**WHAT TO PRODUCE:** Would you please transcribe the data in full and exactly, excluding images?

START RECORDS FOR THE TASK

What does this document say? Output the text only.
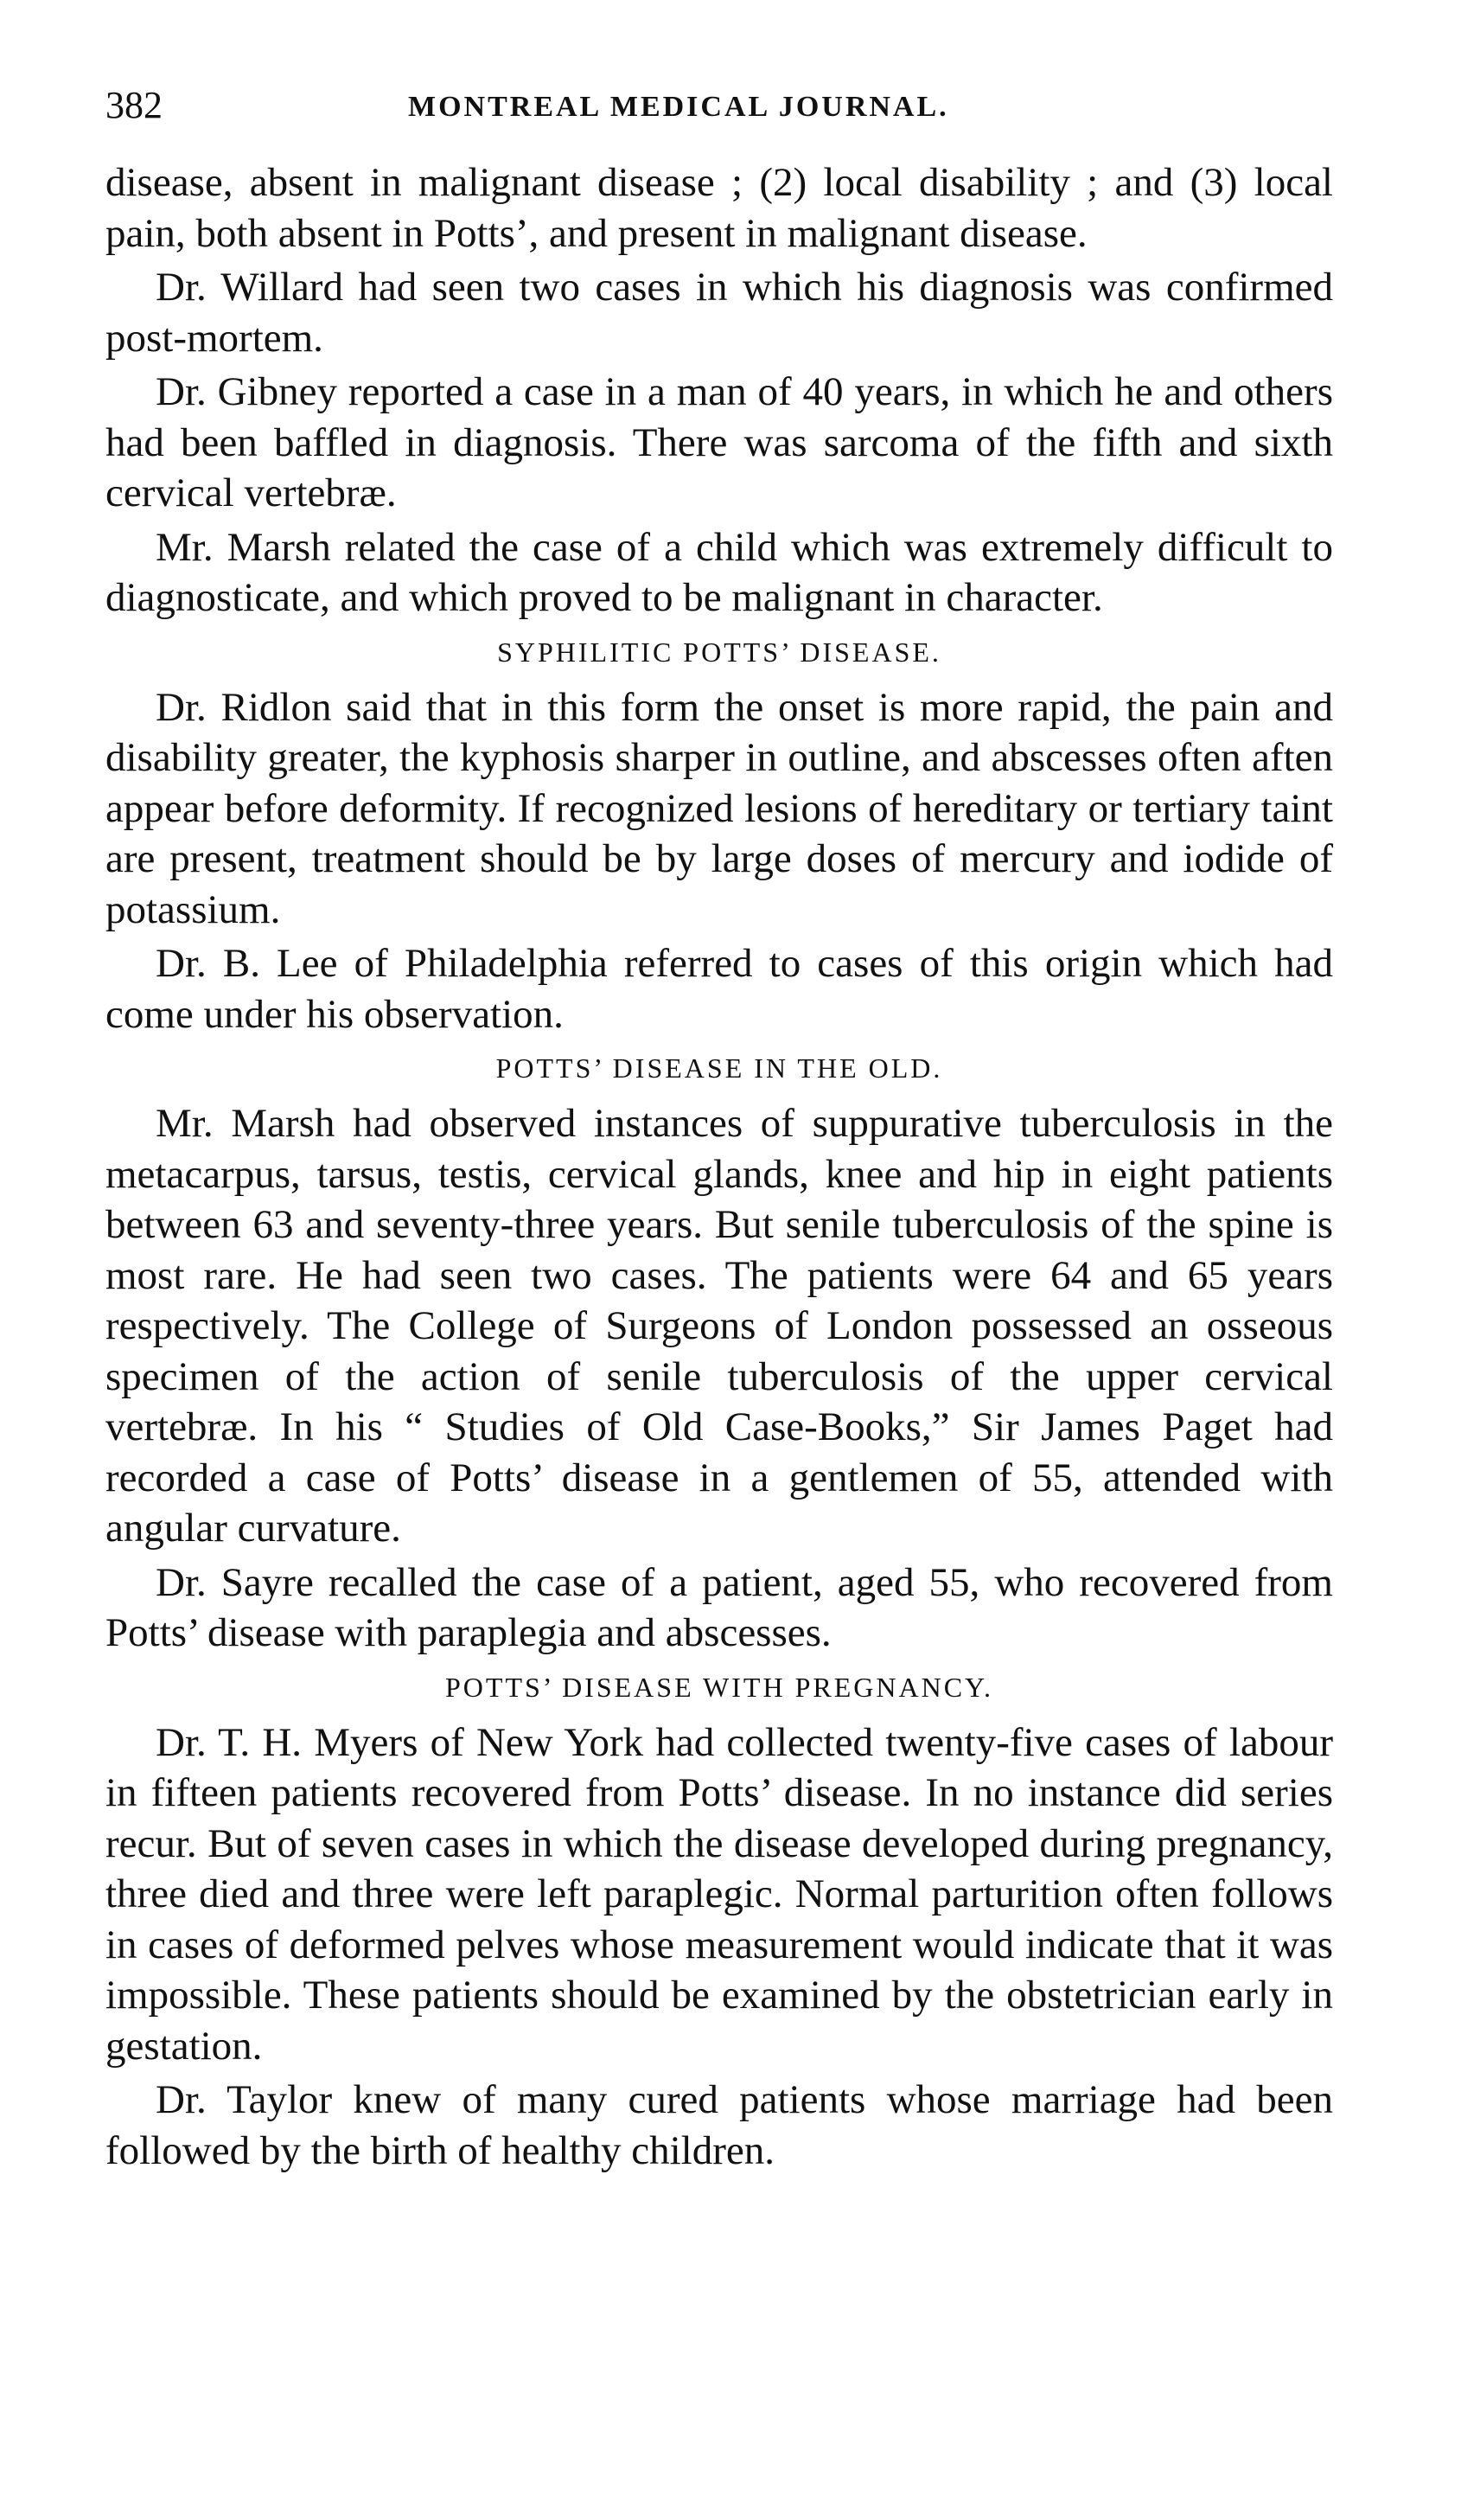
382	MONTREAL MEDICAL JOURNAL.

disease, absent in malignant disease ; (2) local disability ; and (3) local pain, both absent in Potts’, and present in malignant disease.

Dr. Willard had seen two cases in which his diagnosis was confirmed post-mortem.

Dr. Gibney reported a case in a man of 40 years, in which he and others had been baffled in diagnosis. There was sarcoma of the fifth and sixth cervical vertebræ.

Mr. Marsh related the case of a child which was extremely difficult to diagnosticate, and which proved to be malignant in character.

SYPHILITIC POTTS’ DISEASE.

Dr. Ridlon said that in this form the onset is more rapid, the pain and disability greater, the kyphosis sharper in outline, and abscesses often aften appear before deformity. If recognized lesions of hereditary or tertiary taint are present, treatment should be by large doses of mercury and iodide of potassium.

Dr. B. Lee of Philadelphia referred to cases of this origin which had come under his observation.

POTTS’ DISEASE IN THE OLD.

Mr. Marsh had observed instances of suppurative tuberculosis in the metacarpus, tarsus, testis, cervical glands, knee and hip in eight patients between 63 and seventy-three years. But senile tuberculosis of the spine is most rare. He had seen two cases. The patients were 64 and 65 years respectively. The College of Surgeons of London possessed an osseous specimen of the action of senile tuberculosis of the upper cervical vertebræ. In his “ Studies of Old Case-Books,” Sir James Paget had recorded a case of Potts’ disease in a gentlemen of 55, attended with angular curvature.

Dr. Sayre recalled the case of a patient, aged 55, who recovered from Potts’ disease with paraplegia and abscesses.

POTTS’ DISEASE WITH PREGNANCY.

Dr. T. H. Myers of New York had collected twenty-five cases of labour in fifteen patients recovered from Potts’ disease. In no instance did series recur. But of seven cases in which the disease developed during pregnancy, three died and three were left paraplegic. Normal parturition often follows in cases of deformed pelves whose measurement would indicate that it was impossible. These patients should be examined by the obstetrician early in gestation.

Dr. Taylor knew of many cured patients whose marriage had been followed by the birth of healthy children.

END RECORDS FOR THE TASK

**PROBLEM SOLUTION:**
What does this document say? Output the text only.
382	MONTREAL MEDICAL JOURNAL.

disease, absent in malignant disease ; (2) local disability ; and (3) local pain, both absent in Potts’, and present in malignant disease.

Dr. Willard had seen two cases in which his diagnosis was confirmed post-mortem.

Dr. Gibney reported a case in a man of 40 years, in which he and others had been baffled in diagnosis. There was sarcoma of the fifth and sixth cervical vertebræ.

Mr. Marsh related the case of a child which was extremely difficult to diagnosticate, and which proved to be malignant in character.

SYPHILITIC POTTS’ DISEASE.

Dr. Ridlon said that in this form the onset is more rapid, the pain and disability greater, the kyphosis sharper in outline, and abscesses often aften appear before deformity. If recognized lesions of hereditary or tertiary taint are present, treatment should be by large doses of mercury and iodide of potassium.

Dr. B. Lee of Philadelphia referred to cases of this origin which had come under his observation.

POTTS’ DISEASE IN THE OLD.

Mr. Marsh had observed instances of suppurative tuberculosis in the metacarpus, tarsus, testis, cervical glands, knee and hip in eight patients between 63 and seventy-three years. But senile tuberculosis of the spine is most rare. He had seen two cases. The patients were 64 and 65 years respectively. The College of Surgeons of London possessed an osseous specimen of the action of senile tuberculosis of the upper cervical vertebræ. In his “ Studies of Old Case-Books,” Sir James Paget had recorded a case of Potts’ disease in a gentlemen of 55, attended with angular curvature.

Dr. Sayre recalled the case of a patient, aged 55, who recovered from Potts’ disease with paraplegia and abscesses.

POTTS’ DISEASE WITH PREGNANCY.

Dr. T. H. Myers of New York had collected twenty-five cases of labour in fifteen patients recovered from Potts’ disease. In no instance did series recur. But of seven cases in which the disease developed during pregnancy, three died and three were left paraplegic. Normal parturition often follows in cases of deformed pelves whose measurement would indicate that it was impossible. These patients should be examined by the obstetrician early in gestation.

Dr. Taylor knew of many cured patients whose marriage had been followed by the birth of healthy children.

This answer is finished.